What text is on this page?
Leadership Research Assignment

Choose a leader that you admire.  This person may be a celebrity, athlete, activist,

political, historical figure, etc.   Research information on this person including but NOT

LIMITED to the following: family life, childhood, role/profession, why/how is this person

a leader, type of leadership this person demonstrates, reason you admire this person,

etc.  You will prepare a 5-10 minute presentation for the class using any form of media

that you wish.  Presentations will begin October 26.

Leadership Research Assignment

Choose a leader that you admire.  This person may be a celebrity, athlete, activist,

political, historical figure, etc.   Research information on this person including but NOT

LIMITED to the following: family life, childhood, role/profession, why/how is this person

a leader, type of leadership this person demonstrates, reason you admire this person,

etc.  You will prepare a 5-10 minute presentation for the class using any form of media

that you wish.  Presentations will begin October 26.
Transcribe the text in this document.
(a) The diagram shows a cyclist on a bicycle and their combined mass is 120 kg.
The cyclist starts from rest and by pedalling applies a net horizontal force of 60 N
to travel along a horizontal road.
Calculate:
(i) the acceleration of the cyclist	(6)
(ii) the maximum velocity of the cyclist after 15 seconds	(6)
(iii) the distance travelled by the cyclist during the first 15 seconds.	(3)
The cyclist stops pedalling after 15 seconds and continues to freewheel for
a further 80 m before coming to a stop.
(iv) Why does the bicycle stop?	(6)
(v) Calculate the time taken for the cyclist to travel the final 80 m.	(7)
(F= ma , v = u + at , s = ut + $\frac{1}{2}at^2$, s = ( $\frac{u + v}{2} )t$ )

____

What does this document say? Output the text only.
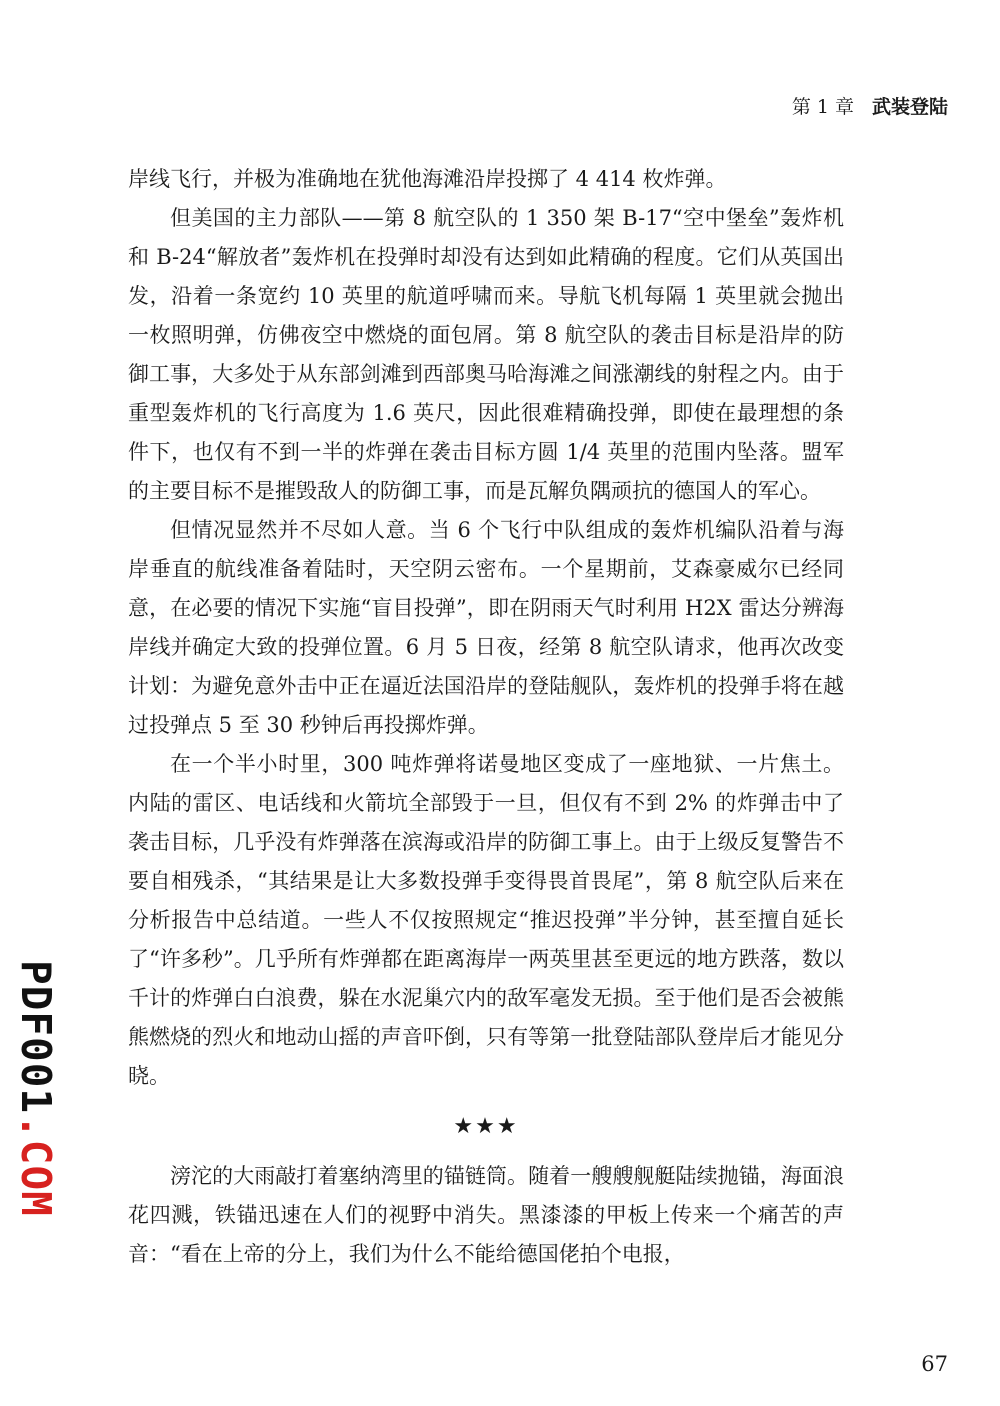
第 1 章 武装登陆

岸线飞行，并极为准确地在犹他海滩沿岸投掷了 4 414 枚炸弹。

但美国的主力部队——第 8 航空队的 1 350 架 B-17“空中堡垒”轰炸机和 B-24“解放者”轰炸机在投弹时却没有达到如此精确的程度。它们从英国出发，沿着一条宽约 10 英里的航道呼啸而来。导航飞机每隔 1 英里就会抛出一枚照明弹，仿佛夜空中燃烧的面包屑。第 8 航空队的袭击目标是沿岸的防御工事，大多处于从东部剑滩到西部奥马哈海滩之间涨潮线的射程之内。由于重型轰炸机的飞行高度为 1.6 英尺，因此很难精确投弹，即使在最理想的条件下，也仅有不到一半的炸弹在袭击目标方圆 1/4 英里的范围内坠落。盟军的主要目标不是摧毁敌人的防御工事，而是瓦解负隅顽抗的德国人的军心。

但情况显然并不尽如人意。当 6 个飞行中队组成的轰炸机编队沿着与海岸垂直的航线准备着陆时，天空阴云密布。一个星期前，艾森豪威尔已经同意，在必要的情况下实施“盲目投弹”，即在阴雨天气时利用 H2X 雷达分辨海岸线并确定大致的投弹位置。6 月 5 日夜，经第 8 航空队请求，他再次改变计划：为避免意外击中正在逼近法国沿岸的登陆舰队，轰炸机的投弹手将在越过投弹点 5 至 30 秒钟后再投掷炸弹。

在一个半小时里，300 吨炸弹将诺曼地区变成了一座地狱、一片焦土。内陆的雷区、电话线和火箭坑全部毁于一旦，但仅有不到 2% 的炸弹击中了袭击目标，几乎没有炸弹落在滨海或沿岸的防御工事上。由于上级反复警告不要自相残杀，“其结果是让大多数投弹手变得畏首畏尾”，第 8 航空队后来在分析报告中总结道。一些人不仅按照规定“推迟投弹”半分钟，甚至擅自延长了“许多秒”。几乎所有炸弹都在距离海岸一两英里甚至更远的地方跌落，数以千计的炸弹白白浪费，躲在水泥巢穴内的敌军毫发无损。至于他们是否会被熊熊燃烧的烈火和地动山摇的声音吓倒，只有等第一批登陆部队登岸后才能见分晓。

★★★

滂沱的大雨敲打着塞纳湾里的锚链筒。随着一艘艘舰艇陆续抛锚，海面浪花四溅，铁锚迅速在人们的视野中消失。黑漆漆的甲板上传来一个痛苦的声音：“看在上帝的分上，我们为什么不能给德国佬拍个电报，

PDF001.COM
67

____

State how many lines of the listing above hold the word "seconds", with nothing but the number.

RESPONSE BELOW
3